TASK DETAILS: Work through the data below and give the number of lines holding "buuoj", nothing more.

(A block of data)
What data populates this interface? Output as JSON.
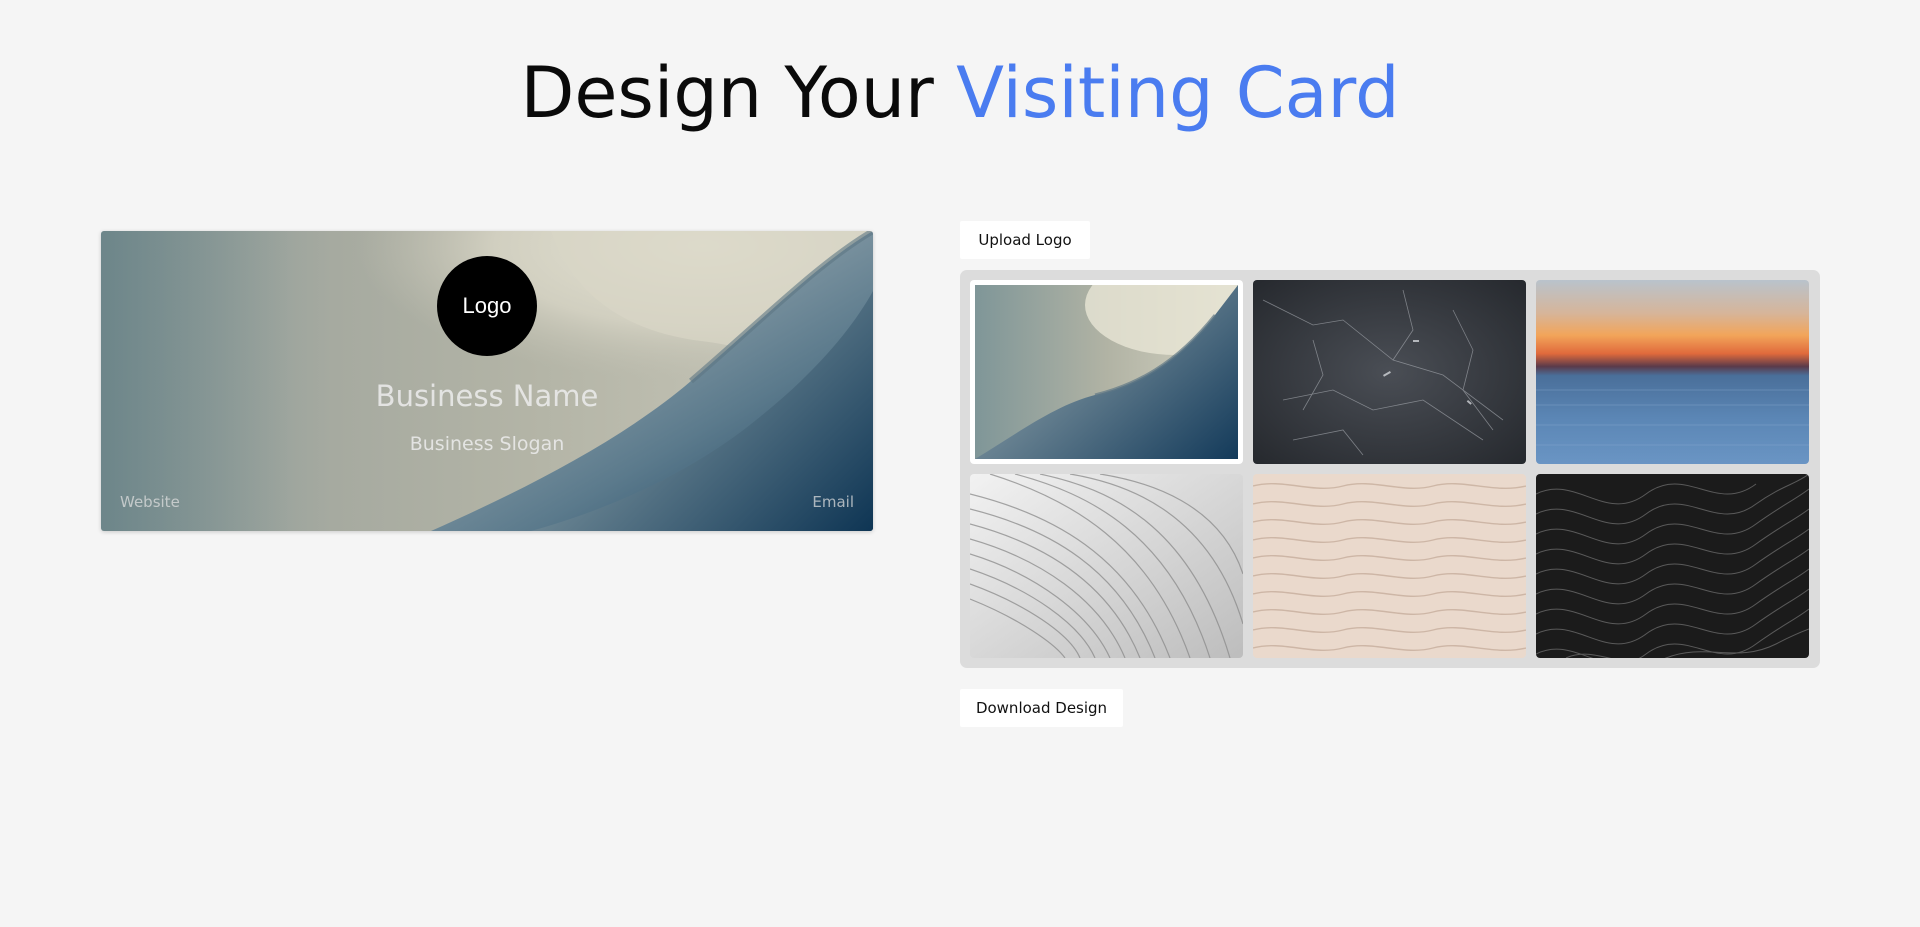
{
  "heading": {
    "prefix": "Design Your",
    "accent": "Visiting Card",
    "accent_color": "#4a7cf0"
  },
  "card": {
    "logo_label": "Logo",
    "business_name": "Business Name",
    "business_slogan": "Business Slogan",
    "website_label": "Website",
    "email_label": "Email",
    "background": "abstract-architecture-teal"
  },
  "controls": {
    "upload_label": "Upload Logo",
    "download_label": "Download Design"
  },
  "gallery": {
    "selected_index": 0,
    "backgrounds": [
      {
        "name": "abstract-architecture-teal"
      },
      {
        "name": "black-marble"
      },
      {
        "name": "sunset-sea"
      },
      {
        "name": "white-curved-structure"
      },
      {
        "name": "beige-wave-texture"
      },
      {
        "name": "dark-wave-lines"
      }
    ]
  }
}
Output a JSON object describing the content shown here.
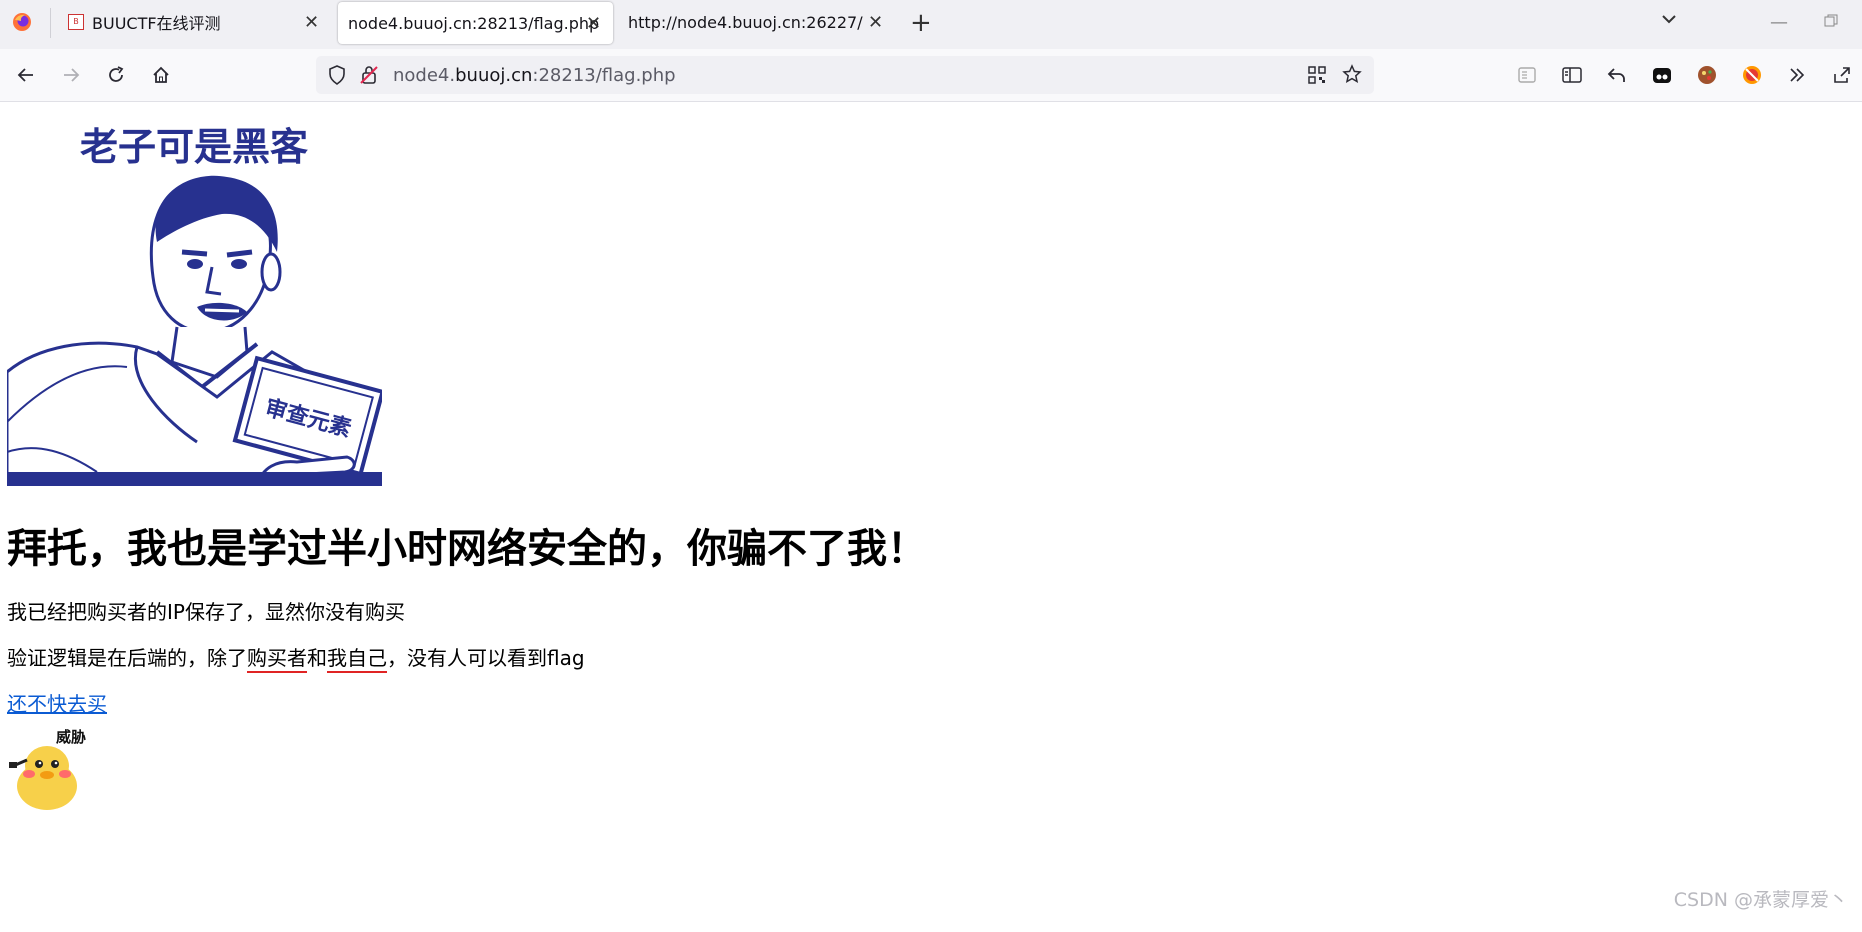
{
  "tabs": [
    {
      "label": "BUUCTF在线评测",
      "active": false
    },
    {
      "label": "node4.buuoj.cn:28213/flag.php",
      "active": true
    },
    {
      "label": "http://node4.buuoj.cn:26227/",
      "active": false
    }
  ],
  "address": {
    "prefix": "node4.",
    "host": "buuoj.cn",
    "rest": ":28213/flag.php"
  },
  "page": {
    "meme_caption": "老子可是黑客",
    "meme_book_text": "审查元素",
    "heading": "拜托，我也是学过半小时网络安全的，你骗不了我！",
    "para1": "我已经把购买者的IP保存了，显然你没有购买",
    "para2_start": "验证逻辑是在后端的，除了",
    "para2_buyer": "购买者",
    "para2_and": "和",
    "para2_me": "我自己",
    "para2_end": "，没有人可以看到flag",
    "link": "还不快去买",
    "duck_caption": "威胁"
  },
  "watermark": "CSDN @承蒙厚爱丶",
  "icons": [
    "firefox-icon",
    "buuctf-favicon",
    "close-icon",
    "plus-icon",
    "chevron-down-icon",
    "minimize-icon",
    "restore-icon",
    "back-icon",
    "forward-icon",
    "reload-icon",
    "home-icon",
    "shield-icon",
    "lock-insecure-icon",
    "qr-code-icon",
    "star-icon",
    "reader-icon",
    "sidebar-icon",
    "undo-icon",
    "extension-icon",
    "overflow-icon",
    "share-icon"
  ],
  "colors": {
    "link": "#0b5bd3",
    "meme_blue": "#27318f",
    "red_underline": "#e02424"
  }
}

WORKED ANSWER: 3